_What is required_: Every line that contains the word "Manager" should be copied.

_Data for this exercise_:
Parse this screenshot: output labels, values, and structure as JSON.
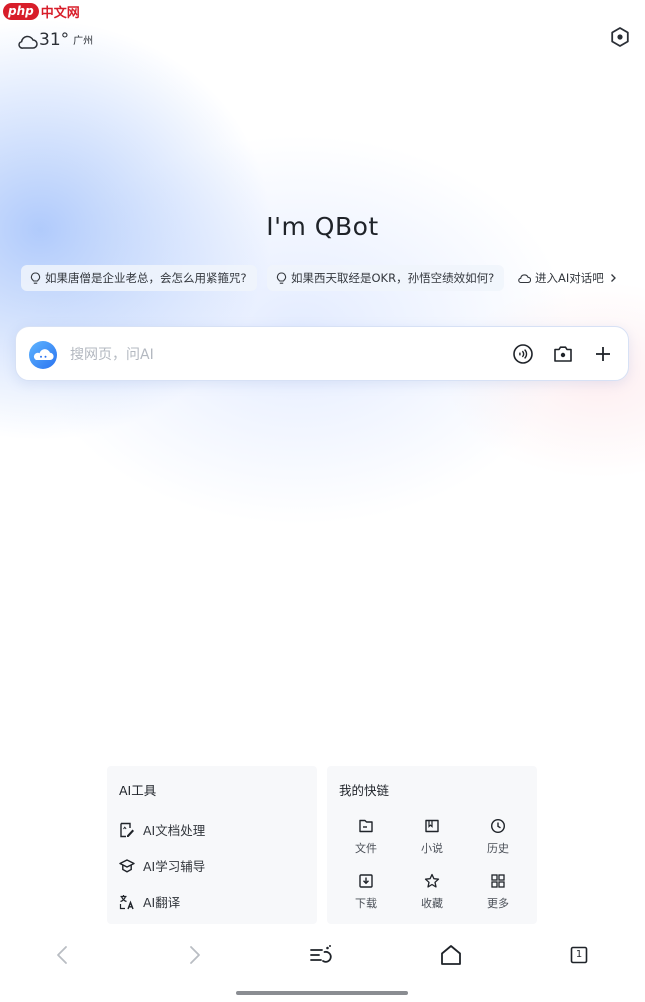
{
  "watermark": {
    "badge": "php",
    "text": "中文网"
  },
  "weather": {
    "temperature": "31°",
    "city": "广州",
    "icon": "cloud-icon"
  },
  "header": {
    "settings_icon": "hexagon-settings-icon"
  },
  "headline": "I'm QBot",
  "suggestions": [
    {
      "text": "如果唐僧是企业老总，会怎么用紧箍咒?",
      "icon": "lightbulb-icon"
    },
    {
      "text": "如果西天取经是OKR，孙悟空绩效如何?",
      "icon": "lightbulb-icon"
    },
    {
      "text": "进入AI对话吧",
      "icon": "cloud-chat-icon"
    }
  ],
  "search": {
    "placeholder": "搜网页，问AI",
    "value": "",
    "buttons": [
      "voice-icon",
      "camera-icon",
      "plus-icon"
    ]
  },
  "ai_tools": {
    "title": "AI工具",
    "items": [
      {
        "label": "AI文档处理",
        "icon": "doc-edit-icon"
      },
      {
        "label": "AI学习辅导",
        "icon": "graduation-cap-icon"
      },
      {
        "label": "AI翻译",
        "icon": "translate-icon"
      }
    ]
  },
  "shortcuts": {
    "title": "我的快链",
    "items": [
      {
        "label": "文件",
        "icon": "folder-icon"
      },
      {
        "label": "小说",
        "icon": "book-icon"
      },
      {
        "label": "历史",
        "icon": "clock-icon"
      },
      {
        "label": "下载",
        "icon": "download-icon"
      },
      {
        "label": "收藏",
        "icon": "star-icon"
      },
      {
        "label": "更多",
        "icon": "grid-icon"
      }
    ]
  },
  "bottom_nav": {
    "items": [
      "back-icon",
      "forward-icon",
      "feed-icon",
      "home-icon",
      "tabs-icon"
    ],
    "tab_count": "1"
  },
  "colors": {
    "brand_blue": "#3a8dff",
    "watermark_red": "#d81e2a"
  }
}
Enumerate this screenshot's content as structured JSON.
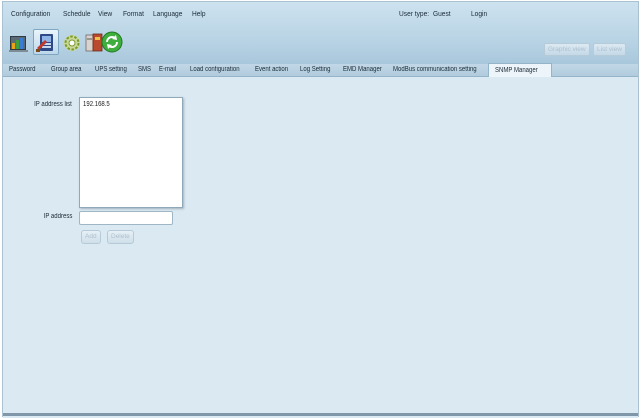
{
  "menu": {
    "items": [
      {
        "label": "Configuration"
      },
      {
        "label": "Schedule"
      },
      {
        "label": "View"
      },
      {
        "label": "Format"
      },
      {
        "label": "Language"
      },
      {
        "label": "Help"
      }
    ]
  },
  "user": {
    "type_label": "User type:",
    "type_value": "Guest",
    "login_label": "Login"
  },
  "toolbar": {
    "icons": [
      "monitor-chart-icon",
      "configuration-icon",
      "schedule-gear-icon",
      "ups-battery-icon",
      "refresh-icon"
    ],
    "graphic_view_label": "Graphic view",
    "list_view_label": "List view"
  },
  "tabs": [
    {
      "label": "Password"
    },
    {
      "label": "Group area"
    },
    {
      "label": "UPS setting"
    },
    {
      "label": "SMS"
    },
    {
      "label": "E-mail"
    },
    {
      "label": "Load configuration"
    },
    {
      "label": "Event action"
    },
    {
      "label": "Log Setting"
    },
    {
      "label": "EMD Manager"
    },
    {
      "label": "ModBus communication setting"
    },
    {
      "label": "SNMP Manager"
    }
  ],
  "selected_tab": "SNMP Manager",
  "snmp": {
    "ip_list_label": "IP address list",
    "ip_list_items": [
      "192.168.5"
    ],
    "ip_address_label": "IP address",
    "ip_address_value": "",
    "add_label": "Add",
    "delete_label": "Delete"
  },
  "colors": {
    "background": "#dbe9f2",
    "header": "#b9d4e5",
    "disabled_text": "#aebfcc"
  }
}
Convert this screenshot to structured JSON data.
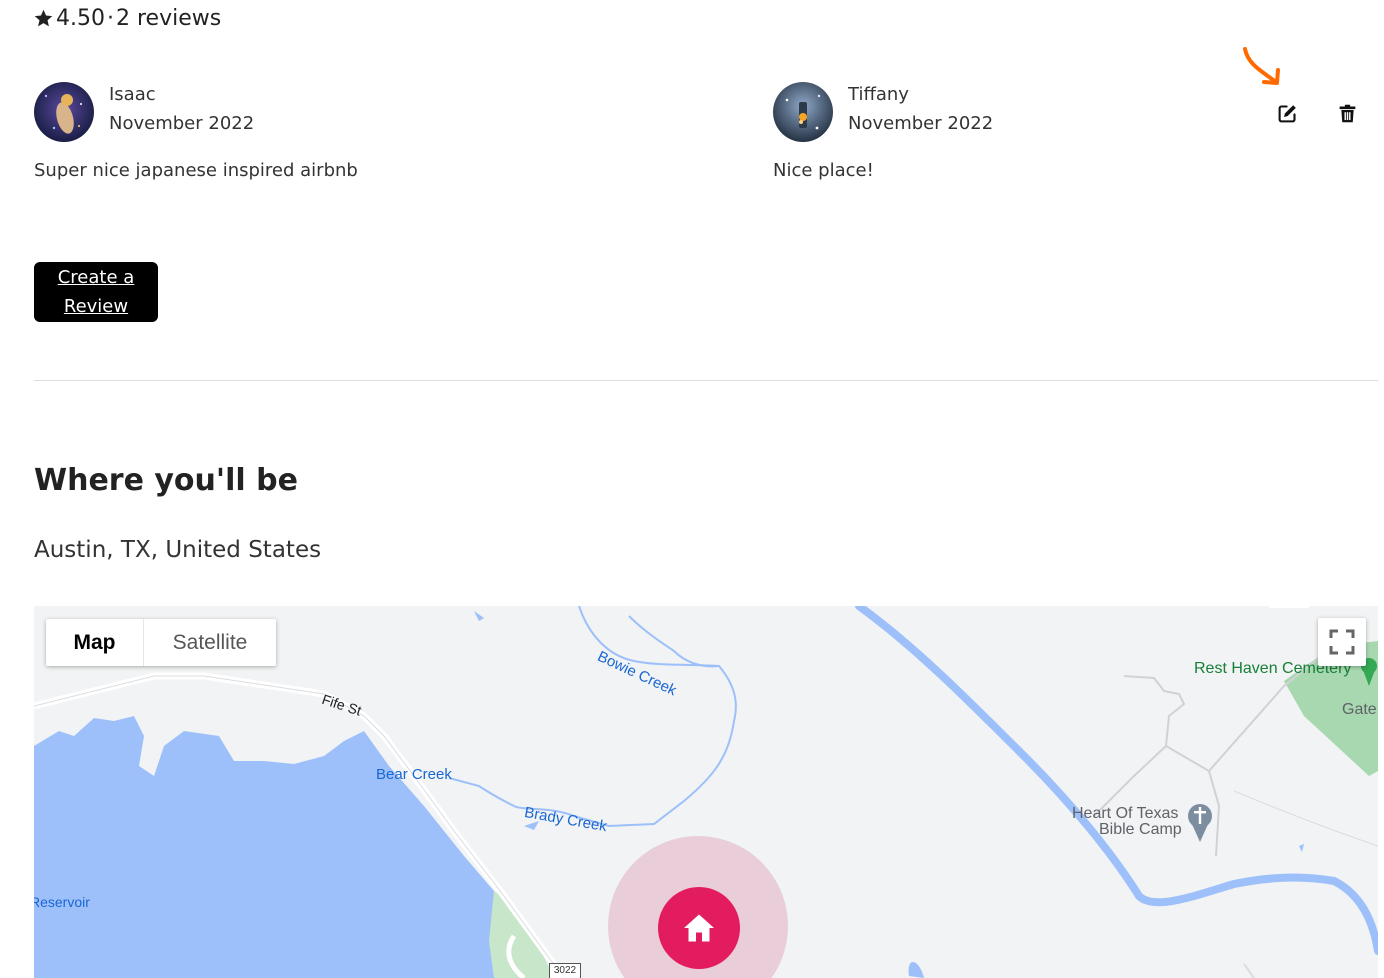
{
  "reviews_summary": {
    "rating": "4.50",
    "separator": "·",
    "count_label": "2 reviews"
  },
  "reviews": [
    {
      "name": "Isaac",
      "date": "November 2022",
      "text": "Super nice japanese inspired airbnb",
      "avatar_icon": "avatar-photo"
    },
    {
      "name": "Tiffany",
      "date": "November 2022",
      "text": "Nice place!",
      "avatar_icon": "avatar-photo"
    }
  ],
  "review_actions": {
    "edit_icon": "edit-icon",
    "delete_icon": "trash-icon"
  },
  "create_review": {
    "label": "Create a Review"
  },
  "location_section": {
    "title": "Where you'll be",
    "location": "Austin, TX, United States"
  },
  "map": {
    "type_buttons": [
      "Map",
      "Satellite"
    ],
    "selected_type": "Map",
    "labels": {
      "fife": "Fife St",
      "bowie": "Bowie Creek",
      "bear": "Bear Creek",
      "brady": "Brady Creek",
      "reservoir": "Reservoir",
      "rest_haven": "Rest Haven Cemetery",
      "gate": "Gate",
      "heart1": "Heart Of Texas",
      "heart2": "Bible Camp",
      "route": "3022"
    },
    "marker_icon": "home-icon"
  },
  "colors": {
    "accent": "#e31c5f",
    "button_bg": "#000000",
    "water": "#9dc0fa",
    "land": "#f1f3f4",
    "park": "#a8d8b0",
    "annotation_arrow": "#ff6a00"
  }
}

==

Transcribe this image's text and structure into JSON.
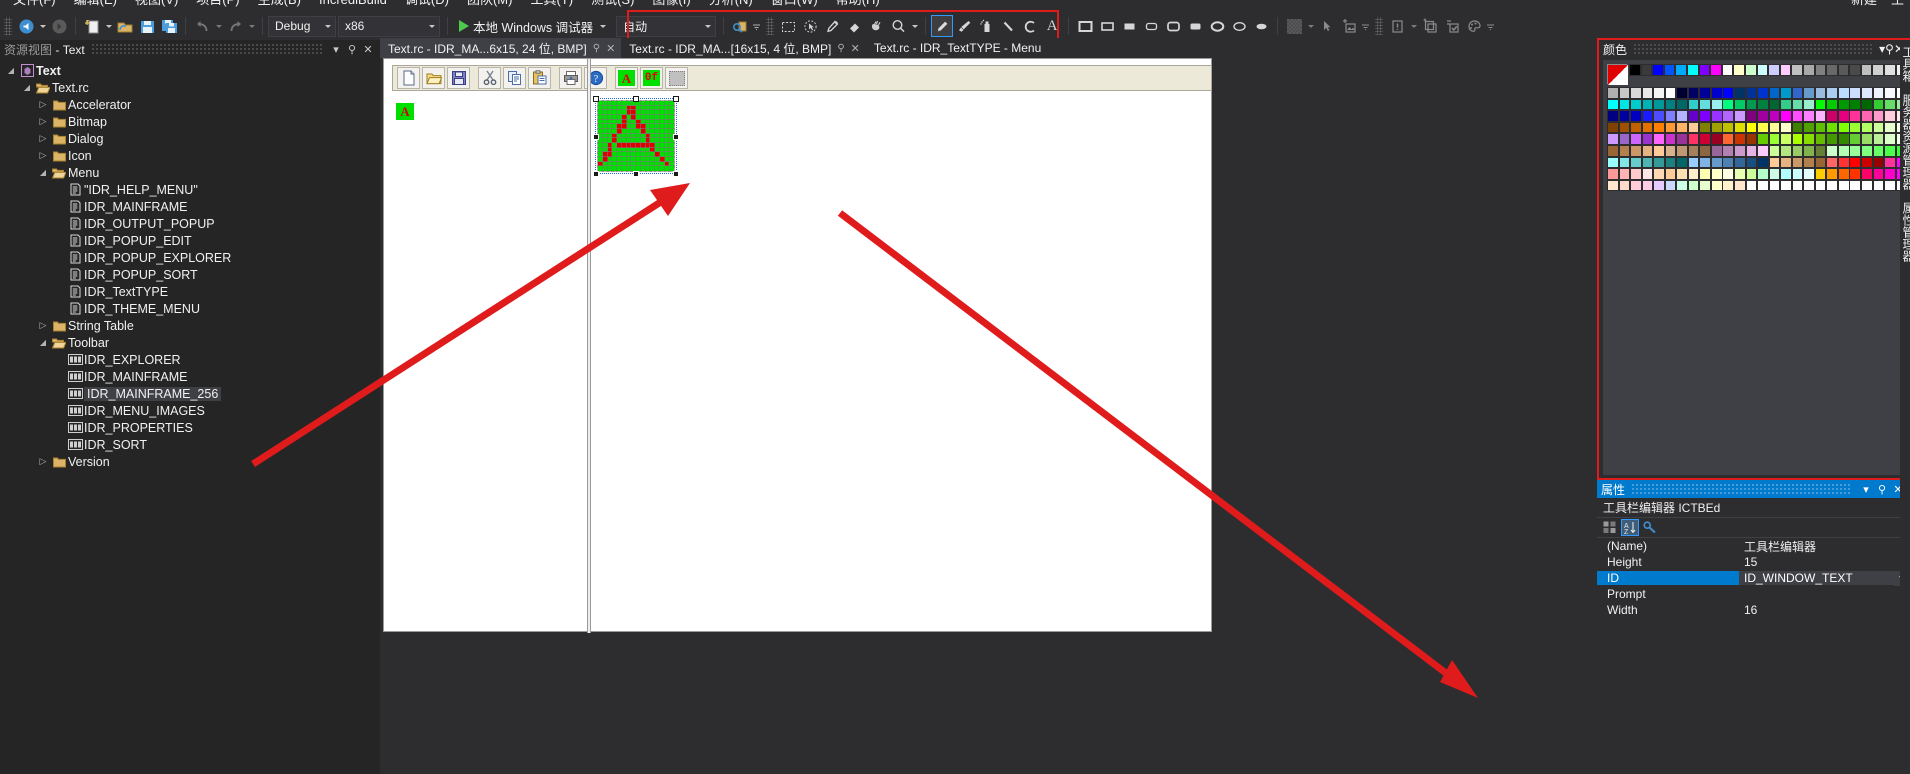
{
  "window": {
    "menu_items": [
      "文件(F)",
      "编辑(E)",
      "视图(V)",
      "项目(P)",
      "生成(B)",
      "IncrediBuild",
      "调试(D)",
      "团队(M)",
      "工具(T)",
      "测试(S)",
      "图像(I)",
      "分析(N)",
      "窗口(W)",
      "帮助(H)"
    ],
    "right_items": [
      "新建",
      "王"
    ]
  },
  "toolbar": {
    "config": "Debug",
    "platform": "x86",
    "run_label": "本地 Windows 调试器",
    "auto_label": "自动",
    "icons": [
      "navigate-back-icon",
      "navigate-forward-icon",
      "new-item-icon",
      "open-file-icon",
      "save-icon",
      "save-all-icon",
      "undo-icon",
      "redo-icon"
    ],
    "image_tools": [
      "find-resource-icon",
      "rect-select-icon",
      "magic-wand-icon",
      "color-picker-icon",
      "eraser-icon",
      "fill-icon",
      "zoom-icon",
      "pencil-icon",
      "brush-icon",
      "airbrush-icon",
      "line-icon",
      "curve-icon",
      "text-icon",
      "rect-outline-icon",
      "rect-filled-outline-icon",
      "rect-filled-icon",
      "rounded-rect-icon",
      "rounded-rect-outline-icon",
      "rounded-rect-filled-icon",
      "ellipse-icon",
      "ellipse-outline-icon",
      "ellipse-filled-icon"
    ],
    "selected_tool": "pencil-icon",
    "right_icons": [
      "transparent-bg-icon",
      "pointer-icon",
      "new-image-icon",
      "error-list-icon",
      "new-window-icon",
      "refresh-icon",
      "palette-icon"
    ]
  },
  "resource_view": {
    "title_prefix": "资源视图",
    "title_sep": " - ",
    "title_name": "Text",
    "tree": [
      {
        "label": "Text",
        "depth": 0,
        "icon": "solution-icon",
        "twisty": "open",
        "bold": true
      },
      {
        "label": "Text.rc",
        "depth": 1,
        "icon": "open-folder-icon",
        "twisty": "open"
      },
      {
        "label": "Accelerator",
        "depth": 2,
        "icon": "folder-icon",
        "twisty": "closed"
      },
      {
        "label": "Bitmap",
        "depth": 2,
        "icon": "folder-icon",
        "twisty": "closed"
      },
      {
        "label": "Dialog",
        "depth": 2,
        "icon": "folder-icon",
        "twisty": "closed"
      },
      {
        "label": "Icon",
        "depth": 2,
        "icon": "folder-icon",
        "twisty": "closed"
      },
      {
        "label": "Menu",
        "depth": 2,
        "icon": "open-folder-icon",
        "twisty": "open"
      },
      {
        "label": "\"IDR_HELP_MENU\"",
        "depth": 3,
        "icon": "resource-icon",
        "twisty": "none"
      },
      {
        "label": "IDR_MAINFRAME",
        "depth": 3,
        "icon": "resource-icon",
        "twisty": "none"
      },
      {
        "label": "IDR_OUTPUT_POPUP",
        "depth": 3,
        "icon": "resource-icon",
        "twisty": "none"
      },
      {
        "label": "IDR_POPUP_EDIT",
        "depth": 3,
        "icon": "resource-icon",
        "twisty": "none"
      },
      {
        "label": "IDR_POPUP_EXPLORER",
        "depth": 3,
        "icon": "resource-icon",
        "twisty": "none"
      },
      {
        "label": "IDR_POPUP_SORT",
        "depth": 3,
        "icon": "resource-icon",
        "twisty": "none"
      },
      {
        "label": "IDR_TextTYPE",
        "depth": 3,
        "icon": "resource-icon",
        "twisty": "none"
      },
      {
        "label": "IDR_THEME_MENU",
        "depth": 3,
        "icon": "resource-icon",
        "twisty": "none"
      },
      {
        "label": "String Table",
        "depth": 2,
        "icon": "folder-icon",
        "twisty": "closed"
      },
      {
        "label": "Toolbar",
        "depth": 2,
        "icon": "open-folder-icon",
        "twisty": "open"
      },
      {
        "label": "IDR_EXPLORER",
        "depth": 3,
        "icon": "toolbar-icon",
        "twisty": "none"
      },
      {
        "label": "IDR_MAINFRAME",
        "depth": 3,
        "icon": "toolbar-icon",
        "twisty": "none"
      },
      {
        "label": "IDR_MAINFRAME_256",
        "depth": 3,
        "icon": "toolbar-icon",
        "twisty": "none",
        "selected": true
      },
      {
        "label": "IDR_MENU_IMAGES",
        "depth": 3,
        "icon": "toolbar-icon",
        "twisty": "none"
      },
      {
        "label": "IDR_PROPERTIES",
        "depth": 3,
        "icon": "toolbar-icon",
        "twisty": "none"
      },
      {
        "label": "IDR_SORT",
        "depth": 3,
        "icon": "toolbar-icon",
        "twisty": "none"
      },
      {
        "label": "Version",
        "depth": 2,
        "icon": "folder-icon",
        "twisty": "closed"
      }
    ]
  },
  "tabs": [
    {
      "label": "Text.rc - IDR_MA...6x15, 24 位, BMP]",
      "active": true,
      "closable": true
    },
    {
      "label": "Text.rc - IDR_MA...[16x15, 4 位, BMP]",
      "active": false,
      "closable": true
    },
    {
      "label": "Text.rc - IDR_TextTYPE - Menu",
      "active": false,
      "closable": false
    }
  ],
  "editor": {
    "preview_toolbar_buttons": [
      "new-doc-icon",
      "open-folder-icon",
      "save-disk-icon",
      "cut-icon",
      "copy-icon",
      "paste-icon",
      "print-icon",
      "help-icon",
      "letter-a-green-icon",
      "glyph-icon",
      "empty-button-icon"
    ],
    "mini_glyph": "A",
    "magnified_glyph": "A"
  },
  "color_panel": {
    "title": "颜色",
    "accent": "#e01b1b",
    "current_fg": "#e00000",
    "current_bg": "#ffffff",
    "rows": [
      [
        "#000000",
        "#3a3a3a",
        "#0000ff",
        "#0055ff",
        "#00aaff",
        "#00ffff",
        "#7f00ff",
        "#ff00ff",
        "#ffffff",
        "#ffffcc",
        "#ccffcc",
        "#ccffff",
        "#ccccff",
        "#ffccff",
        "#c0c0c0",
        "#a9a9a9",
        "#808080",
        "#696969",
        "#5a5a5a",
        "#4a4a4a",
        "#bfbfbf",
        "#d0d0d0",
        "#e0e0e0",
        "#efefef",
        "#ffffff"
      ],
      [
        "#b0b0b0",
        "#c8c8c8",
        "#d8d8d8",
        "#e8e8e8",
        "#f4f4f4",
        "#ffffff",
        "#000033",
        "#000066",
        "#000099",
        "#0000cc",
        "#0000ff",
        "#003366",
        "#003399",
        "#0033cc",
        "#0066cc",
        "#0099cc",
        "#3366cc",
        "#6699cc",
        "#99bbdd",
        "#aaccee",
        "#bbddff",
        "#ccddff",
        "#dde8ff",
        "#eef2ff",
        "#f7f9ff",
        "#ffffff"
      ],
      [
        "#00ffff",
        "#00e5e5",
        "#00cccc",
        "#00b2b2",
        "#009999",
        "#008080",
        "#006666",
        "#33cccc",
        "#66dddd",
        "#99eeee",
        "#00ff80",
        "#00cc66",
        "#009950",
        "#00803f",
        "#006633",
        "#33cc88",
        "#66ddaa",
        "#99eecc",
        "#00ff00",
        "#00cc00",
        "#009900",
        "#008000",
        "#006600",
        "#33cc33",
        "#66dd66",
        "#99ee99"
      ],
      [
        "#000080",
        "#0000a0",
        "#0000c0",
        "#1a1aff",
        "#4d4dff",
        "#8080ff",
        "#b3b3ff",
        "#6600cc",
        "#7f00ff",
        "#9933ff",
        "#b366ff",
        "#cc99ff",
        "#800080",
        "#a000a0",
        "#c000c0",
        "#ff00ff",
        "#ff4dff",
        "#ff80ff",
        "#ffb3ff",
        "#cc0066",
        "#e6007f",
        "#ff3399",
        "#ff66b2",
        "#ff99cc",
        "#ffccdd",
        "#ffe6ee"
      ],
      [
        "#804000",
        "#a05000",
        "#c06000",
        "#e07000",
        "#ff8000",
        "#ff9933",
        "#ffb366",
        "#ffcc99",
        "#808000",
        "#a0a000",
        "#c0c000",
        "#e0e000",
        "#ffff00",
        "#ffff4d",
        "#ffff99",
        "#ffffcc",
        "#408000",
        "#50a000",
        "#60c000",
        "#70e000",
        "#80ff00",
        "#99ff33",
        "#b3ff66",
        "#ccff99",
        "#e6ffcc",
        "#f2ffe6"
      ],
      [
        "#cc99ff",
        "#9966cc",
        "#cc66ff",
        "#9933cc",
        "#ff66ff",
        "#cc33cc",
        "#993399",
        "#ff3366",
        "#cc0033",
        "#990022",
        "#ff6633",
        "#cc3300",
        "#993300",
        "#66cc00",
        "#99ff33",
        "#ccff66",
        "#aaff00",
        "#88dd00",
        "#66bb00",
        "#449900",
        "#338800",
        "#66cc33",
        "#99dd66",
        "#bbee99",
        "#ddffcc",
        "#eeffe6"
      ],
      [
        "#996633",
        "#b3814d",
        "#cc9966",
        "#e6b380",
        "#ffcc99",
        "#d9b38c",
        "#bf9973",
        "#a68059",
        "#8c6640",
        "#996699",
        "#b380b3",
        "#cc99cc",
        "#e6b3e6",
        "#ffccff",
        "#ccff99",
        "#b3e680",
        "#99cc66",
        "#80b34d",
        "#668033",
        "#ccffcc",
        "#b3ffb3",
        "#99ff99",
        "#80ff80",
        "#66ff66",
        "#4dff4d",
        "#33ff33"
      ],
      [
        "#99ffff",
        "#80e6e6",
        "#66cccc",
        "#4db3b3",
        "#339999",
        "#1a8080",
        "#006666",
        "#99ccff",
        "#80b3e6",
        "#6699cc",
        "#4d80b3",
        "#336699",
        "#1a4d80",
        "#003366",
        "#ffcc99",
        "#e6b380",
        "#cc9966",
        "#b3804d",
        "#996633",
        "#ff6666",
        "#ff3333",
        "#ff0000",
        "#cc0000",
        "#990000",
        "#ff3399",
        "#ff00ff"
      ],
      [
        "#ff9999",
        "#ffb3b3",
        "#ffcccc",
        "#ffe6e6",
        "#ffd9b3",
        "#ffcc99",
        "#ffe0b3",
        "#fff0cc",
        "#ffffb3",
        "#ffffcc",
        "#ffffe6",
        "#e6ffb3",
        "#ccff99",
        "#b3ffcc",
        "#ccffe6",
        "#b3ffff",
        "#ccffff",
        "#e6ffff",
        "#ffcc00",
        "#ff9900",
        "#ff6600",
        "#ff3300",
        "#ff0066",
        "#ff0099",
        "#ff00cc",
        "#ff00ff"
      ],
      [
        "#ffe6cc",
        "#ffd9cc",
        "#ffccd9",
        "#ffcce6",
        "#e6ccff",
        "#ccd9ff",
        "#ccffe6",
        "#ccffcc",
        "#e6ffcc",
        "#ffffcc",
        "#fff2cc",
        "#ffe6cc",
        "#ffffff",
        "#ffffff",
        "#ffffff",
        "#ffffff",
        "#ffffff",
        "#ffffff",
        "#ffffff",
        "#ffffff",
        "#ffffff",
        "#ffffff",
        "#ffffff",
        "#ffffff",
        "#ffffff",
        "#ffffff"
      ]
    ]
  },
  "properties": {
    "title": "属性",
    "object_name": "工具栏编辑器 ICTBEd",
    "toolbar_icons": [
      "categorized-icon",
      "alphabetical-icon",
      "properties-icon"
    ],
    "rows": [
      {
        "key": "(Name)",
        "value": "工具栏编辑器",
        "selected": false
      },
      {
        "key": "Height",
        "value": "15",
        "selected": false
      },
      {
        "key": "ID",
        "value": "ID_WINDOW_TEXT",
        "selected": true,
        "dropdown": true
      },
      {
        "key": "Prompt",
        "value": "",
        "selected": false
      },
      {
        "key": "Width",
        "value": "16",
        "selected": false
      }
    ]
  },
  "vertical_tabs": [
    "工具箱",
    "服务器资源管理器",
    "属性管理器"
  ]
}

_Response for this exercise_:
      "label": "EMD Manager"
      "label": "SNMP Manager"
  "selected_tab": "SNMP Manager",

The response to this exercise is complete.